#### RECORD EXCERPTS ####

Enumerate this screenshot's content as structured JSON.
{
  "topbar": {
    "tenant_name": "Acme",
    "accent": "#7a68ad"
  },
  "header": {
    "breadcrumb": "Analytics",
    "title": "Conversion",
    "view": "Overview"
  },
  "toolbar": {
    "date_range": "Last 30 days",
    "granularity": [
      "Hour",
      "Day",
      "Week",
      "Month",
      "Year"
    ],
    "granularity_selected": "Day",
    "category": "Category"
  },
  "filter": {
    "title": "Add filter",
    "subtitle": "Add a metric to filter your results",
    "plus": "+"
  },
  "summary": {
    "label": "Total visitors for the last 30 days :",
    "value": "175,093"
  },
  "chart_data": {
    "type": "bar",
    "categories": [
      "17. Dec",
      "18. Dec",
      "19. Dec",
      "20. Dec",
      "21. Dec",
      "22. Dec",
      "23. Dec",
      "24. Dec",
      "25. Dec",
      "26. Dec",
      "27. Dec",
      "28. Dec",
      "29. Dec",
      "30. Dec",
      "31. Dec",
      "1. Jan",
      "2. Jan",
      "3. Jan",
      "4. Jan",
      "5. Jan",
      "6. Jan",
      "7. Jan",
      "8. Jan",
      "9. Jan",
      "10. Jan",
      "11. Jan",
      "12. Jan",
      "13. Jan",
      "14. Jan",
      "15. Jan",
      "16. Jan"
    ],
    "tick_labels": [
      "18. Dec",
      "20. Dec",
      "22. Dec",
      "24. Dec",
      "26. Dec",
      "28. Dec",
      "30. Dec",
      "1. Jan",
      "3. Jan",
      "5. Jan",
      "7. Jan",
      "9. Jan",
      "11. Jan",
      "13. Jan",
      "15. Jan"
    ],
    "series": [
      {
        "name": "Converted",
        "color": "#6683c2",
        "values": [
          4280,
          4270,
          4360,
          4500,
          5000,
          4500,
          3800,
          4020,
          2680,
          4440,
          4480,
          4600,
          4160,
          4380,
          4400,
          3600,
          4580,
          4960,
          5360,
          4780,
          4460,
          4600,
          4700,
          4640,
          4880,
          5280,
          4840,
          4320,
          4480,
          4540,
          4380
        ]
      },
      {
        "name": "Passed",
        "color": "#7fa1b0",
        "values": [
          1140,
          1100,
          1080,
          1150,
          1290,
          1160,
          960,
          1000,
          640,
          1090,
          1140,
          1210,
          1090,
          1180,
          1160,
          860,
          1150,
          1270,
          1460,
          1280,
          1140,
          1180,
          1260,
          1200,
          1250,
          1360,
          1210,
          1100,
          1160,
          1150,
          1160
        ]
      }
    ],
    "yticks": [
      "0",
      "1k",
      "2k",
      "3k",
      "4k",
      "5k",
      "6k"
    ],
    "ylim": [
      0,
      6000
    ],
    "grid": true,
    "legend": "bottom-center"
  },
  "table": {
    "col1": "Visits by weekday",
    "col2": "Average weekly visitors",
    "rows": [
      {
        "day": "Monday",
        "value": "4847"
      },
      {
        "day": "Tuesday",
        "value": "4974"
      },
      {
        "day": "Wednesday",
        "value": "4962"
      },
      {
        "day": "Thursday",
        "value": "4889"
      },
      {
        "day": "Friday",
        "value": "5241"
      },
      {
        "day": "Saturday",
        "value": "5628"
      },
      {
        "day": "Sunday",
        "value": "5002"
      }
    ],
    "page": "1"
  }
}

####

* [THE TASK] Pick out and copy the lines of the entries that hold the string "days".

* [EXERCISE RESULT]
    "date_range": "Last 30 days",
    "label": "Total visitors for the last 30 days :",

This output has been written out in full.